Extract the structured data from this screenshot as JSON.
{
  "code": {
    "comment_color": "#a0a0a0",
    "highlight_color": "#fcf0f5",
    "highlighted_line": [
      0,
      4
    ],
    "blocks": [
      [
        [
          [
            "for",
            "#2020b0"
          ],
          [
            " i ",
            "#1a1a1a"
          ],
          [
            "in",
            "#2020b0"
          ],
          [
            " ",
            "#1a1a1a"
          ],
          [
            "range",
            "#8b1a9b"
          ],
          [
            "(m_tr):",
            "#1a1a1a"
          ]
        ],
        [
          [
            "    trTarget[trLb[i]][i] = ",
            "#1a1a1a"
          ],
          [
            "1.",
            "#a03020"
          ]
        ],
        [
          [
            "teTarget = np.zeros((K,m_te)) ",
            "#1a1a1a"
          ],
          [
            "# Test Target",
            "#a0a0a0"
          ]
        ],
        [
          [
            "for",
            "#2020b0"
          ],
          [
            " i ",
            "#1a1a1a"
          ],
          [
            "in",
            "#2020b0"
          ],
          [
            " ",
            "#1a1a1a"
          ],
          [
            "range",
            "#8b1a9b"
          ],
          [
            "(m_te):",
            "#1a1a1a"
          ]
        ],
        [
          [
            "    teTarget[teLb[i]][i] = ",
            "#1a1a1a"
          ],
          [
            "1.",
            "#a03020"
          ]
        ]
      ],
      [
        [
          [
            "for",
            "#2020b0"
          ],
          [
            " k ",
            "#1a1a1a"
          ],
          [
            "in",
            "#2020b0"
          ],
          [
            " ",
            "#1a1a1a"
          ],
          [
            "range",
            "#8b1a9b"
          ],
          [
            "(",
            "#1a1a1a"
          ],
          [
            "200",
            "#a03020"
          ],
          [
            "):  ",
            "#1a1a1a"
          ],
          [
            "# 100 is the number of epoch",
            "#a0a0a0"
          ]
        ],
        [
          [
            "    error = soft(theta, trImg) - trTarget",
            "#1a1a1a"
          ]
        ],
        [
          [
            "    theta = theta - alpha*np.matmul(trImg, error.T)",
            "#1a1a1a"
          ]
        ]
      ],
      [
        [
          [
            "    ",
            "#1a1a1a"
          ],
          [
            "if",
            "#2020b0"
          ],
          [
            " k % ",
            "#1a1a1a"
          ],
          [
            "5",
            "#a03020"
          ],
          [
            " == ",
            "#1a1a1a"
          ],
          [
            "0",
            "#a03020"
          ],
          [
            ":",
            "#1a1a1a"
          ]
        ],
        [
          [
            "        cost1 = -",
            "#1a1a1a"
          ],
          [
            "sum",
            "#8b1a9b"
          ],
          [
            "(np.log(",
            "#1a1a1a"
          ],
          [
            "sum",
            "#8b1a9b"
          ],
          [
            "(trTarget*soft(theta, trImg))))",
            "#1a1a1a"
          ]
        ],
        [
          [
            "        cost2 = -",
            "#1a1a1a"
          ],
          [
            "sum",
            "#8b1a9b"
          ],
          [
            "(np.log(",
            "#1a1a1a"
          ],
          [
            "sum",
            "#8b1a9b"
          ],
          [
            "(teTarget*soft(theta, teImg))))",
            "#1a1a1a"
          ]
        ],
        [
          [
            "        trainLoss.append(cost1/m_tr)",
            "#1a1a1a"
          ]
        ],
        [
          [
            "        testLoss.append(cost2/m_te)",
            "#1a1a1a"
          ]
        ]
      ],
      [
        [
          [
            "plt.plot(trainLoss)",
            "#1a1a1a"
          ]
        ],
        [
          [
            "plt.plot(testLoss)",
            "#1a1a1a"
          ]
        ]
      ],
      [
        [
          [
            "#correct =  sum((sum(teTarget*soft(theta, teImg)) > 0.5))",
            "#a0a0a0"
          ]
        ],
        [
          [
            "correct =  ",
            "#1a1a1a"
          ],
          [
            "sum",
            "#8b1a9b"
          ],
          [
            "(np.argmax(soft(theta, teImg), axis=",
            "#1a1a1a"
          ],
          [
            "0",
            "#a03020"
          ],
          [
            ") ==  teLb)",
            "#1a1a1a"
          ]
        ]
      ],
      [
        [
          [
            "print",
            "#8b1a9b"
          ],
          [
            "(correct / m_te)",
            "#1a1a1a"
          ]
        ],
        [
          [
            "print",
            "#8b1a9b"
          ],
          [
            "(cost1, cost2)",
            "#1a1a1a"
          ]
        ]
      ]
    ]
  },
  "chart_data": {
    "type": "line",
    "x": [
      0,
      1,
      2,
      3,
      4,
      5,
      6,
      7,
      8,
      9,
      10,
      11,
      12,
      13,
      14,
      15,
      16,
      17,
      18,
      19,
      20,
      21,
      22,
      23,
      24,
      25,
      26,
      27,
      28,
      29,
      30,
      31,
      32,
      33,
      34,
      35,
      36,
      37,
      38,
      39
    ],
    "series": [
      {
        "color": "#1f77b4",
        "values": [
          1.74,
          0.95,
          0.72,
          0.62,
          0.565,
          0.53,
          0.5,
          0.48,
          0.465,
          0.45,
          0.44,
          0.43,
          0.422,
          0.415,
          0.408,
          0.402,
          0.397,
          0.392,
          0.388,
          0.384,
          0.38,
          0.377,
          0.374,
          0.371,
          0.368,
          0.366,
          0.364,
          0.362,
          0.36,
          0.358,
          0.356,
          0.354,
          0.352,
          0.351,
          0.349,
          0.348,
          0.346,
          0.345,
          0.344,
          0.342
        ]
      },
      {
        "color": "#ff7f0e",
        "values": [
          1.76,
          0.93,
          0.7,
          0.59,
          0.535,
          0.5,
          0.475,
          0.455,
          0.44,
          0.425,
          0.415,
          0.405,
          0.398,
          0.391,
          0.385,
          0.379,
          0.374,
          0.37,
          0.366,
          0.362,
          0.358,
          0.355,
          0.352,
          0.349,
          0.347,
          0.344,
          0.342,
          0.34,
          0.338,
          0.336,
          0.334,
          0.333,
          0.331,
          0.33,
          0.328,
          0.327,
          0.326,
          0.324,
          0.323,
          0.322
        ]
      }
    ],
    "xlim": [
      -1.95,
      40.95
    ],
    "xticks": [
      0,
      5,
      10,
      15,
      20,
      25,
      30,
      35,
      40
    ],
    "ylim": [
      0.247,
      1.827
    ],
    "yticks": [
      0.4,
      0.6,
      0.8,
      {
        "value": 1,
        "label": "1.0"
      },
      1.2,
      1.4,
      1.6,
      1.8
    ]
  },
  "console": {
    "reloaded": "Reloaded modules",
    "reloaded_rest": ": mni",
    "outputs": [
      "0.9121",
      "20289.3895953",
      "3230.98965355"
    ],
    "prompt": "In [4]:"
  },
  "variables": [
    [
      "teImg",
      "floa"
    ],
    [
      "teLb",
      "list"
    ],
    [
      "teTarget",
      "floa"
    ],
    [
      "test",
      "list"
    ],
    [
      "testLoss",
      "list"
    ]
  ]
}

————————

• _Set problem_: Your task is to repeat every line exactly.

• _Solution for this exercise_:
Extract the structured data from this screenshot as JSON.
{
  "code": {
    "comment_color": "#a0a0a0",
    "highlight_color": "#fcf0f5",
    "highlighted_line": [
      0,
      4
    ],
    "blocks": [
      [
        [
          [
            "for",
            "#2020b0"
          ],
          [
            " i ",
            "#1a1a1a"
          ],
          [
            "in",
            "#2020b0"
          ],
          [
            " ",
            "#1a1a1a"
          ],
          [
            "range",
            "#8b1a9b"
          ],
          [
            "(m_tr):",
            "#1a1a1a"
          ]
        ],
        [
          [
            "    trTarget[trLb[i]][i] = ",
            "#1a1a1a"
          ],
          [
            "1.",
            "#a03020"
          ]
        ],
        [
          [
            "teTarget = np.zeros((K,m_te)) ",
            "#1a1a1a"
          ],
          [
            "# Test Target",
            "#a0a0a0"
          ]
        ],
        [
          [
            "for",
            "#2020b0"
          ],
          [
            " i ",
            "#1a1a1a"
          ],
          [
            "in",
            "#2020b0"
          ],
          [
            " ",
            "#1a1a1a"
          ],
          [
            "range",
            "#8b1a9b"
          ],
          [
            "(m_te):",
            "#1a1a1a"
          ]
        ],
        [
          [
            "    teTarget[teLb[i]][i] = ",
            "#1a1a1a"
          ],
          [
            "1.",
            "#a03020"
          ]
        ]
      ],
      [
        [
          [
            "for",
            "#2020b0"
          ],
          [
            " k ",
            "#1a1a1a"
          ],
          [
            "in",
            "#2020b0"
          ],
          [
            " ",
            "#1a1a1a"
          ],
          [
            "range",
            "#8b1a9b"
          ],
          [
            "(",
            "#1a1a1a"
          ],
          [
            "200",
            "#a03020"
          ],
          [
            "):  ",
            "#1a1a1a"
          ],
          [
            "# 100 is the number of epoch",
            "#a0a0a0"
          ]
        ],
        [
          [
            "    error = soft(theta, trImg) - trTarget",
            "#1a1a1a"
          ]
        ],
        [
          [
            "    theta = theta - alpha*np.matmul(trImg, error.T)",
            "#1a1a1a"
          ]
        ]
      ],
      [
        [
          [
            "    ",
            "#1a1a1a"
          ],
          [
            "if",
            "#2020b0"
          ],
          [
            " k % ",
            "#1a1a1a"
          ],
          [
            "5",
            "#a03020"
          ],
          [
            " == ",
            "#1a1a1a"
          ],
          [
            "0",
            "#a03020"
          ],
          [
            ":",
            "#1a1a1a"
          ]
        ],
        [
          [
            "        cost1 = -",
            "#1a1a1a"
          ],
          [
            "sum",
            "#8b1a9b"
          ],
          [
            "(np.log(",
            "#1a1a1a"
          ],
          [
            "sum",
            "#8b1a9b"
          ],
          [
            "(trTarget*soft(theta, trImg))))",
            "#1a1a1a"
          ]
        ],
        [
          [
            "        cost2 = -",
            "#1a1a1a"
          ],
          [
            "sum",
            "#8b1a9b"
          ],
          [
            "(np.log(",
            "#1a1a1a"
          ],
          [
            "sum",
            "#8b1a9b"
          ],
          [
            "(teTarget*soft(theta, teImg))))",
            "#1a1a1a"
          ]
        ],
        [
          [
            "        trainLoss.append(cost1/m_tr)",
            "#1a1a1a"
          ]
        ],
        [
          [
            "        testLoss.append(cost2/m_te)",
            "#1a1a1a"
          ]
        ]
      ],
      [
        [
          [
            "plt.plot(trainLoss)",
            "#1a1a1a"
          ]
        ],
        [
          [
            "plt.plot(testLoss)",
            "#1a1a1a"
          ]
        ]
      ],
      [
        [
          [
            "#correct =  sum((sum(teTarget*soft(theta, teImg)) > 0.5))",
            "#a0a0a0"
          ]
        ],
        [
          [
            "correct =  ",
            "#1a1a1a"
          ],
          [
            "sum",
            "#8b1a9b"
          ],
          [
            "(np.argmax(soft(theta, teImg), axis=",
            "#1a1a1a"
          ],
          [
            "0",
            "#a03020"
          ],
          [
            ") ==  teLb)",
            "#1a1a1a"
          ]
        ]
      ],
      [
        [
          [
            "print",
            "#8b1a9b"
          ],
          [
            "(correct / m_te)",
            "#1a1a1a"
          ]
        ],
        [
          [
            "print",
            "#8b1a9b"
          ],
          [
            "(cost1, cost2)",
            "#1a1a1a"
          ]
        ]
      ]
    ]
  },
  "chart_data": {
    "type": "line",
    "x": [
      0,
      1,
      2,
      3,
      4,
      5,
      6,
      7,
      8,
      9,
      10,
      11,
      12,
      13,
      14,
      15,
      16,
      17,
      18,
      19,
      20,
      21,
      22,
      23,
      24,
      25,
      26,
      27,
      28,
      29,
      30,
      31,
      32,
      33,
      34,
      35,
      36,
      37,
      38,
      39
    ],
    "series": [
      {
        "color": "#1f77b4",
        "values": [
          1.74,
          0.95,
          0.72,
          0.62,
          0.565,
          0.53,
          0.5,
          0.48,
          0.465,
          0.45,
          0.44,
          0.43,
          0.422,
          0.415,
          0.408,
          0.402,
          0.397,
          0.392,
          0.388,
          0.384,
          0.38,
          0.377,
          0.374,
          0.371,
          0.368,
          0.366,
          0.364,
          0.362,
          0.36,
          0.358,
          0.356,
          0.354,
          0.352,
          0.351,
          0.349,
          0.348,
          0.346,
          0.345,
          0.344,
          0.342
        ]
      },
      {
        "color": "#ff7f0e",
        "values": [
          1.76,
          0.93,
          0.7,
          0.59,
          0.535,
          0.5,
          0.475,
          0.455,
          0.44,
          0.425,
          0.415,
          0.405,
          0.398,
          0.391,
          0.385,
          0.379,
          0.374,
          0.37,
          0.366,
          0.362,
          0.358,
          0.355,
          0.352,
          0.349,
          0.347,
          0.344,
          0.342,
          0.34,
          0.338,
          0.336,
          0.334,
          0.333,
          0.331,
          0.33,
          0.328,
          0.327,
          0.326,
          0.324,
          0.323,
          0.322
        ]
      }
    ],
    "xlim": [
      -1.95,
      40.95
    ],
    "xticks": [
      0,
      5,
      10,
      15,
      20,
      25,
      30,
      35,
      40
    ],
    "ylim": [
      0.247,
      1.827
    ],
    "yticks": [
      0.4,
      0.6,
      0.8,
      {
        "value": 1,
        "label": "1.0"
      },
      1.2,
      1.4,
      1.6,
      1.8
    ]
  },
  "console": {
    "reloaded": "Reloaded modules",
    "reloaded_rest": ": mni",
    "outputs": [
      "0.9121",
      "20289.3895953",
      "3230.98965355"
    ],
    "prompt": "In [4]:"
  },
  "variables": [
    [
      "teImg",
      "floa"
    ],
    [
      "teLb",
      "list"
    ],
    [
      "teTarget",
      "floa"
    ],
    [
      "test",
      "list"
    ],
    [
      "testLoss",
      "list"
    ]
  ]
}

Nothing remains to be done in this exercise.